-- START OF INFORMATION GIVEN --
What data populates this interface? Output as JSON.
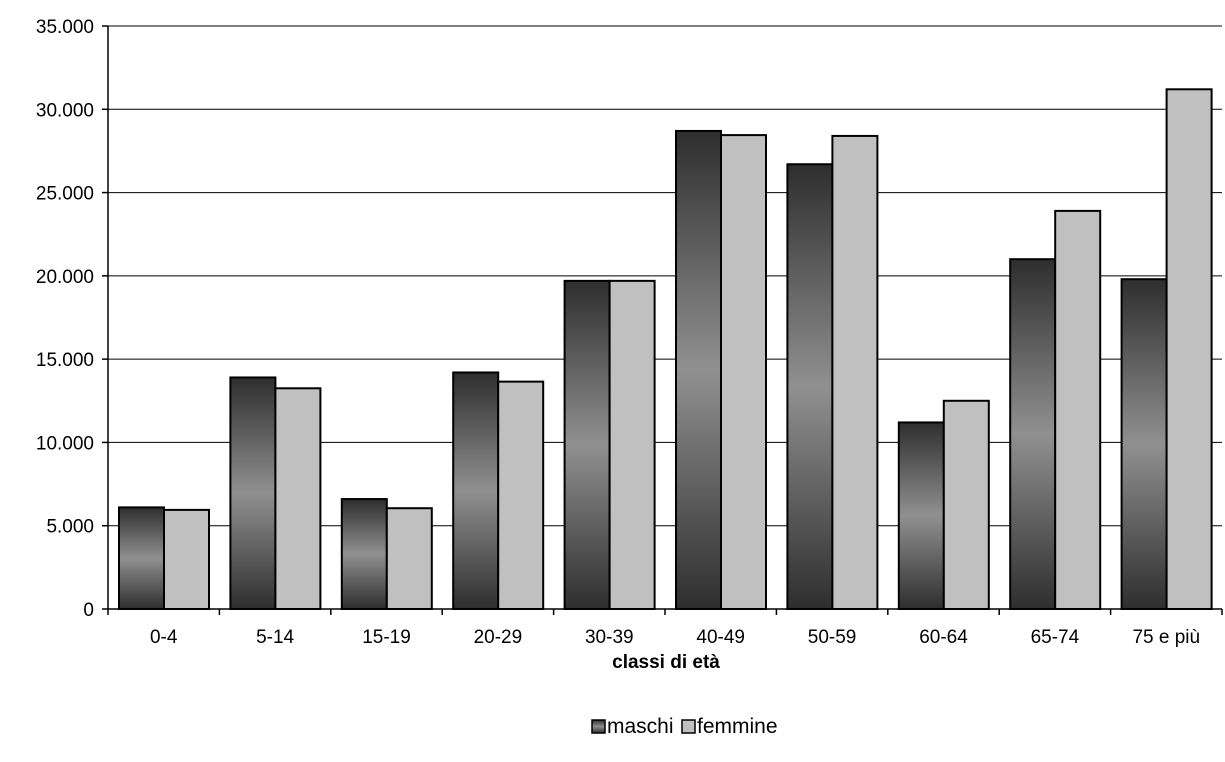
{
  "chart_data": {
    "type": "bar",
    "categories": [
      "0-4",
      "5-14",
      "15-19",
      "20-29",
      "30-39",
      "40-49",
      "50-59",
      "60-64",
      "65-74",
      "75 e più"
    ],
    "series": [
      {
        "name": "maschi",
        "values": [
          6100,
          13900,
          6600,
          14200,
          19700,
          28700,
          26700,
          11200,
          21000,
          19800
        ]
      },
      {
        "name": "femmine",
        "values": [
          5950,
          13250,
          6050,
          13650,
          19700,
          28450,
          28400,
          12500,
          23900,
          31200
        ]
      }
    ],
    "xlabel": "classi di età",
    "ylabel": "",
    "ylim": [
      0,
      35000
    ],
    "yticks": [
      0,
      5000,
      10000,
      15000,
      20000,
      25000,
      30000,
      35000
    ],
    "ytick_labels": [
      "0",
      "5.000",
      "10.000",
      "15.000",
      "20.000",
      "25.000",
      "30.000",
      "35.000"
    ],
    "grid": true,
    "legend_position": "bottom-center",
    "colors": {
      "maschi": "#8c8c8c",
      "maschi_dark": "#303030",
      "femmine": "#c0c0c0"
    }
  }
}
-- END OF INFORMATION GIVEN --
### TO DO
Exactly as written, return every line of the listing, but not the pictures.

### RESPONSE BELOW
What data populates this interface? Output as JSON.
{
  "chart_data": {
    "type": "bar",
    "categories": [
      "0-4",
      "5-14",
      "15-19",
      "20-29",
      "30-39",
      "40-49",
      "50-59",
      "60-64",
      "65-74",
      "75 e più"
    ],
    "series": [
      {
        "name": "maschi",
        "values": [
          6100,
          13900,
          6600,
          14200,
          19700,
          28700,
          26700,
          11200,
          21000,
          19800
        ]
      },
      {
        "name": "femmine",
        "values": [
          5950,
          13250,
          6050,
          13650,
          19700,
          28450,
          28400,
          12500,
          23900,
          31200
        ]
      }
    ],
    "xlabel": "classi di età",
    "ylabel": "",
    "ylim": [
      0,
      35000
    ],
    "yticks": [
      0,
      5000,
      10000,
      15000,
      20000,
      25000,
      30000,
      35000
    ],
    "ytick_labels": [
      "0",
      "5.000",
      "10.000",
      "15.000",
      "20.000",
      "25.000",
      "30.000",
      "35.000"
    ],
    "grid": true,
    "legend_position": "bottom-center",
    "colors": {
      "maschi": "#8c8c8c",
      "maschi_dark": "#303030",
      "femmine": "#c0c0c0"
    }
  }
}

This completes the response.